Task objective. Gather the lines that hold the string "title".

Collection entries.
----
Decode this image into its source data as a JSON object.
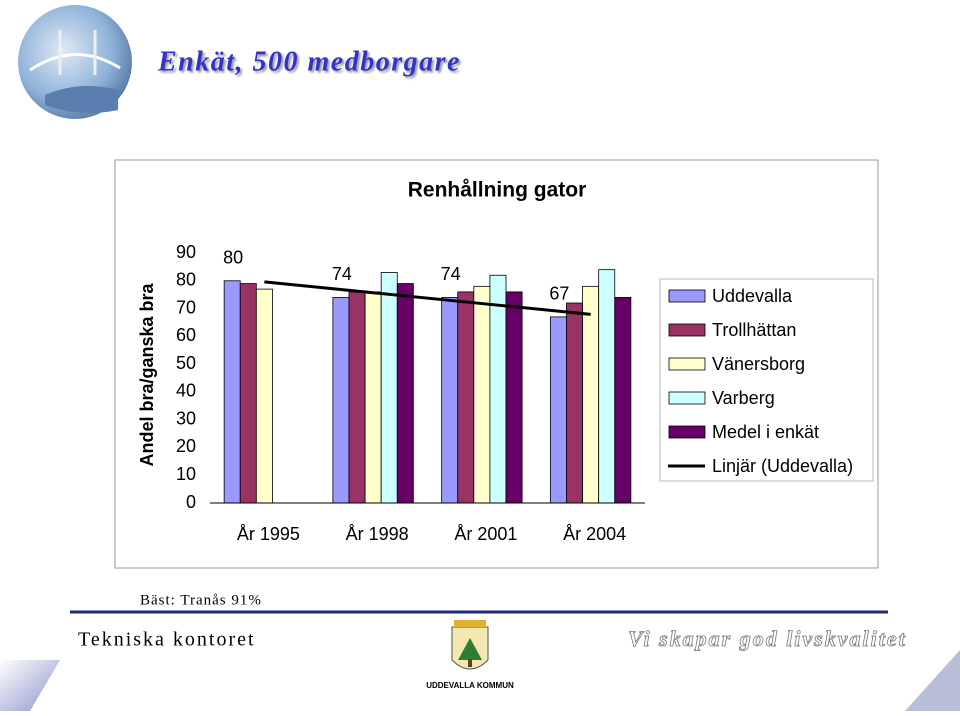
{
  "header": {
    "title": "Enkät, 500 medborgare"
  },
  "chart_data": {
    "type": "bar",
    "title": "Renhållning gator",
    "ylabel": "Andel bra/ganska bra",
    "categories": [
      "År 1995",
      "År 1998",
      "År 2001",
      "År 2004"
    ],
    "ylim": [
      0,
      90
    ],
    "yticks": [
      0,
      10,
      20,
      30,
      40,
      50,
      60,
      70,
      80,
      90
    ],
    "series": [
      {
        "name": "Uddevalla",
        "color": "#9999ff",
        "values": [
          80,
          74,
          74,
          67
        ],
        "data_labels": true
      },
      {
        "name": "Trollhättan",
        "color": "#993366",
        "values": [
          79,
          76,
          76,
          72
        ]
      },
      {
        "name": "Vänersborg",
        "color": "#ffffcc",
        "values": [
          77,
          76,
          78,
          78
        ]
      },
      {
        "name": "Varberg",
        "color": "#ccffff",
        "values": [
          null,
          83,
          82,
          84
        ]
      },
      {
        "name": "Medel i enkät",
        "color": "#660066",
        "values": [
          null,
          79,
          76,
          74
        ]
      },
      {
        "name": "Linjär (Uddevalla)",
        "color": "#000000",
        "type": "line",
        "values": [
          79.6,
          75.7,
          71.8,
          67.9
        ]
      }
    ],
    "legend": "right"
  },
  "note": "Bäst: Tranås 91%",
  "footer": {
    "department": "Tekniska kontoret",
    "logo_text": "UDDEVALLA KOMMUN",
    "slogan": "Vi skapar god livskvalitet"
  }
}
----
Result of the task.
    "title": "Enkät, 500 medborgare"
    "title": "Renhållning gator",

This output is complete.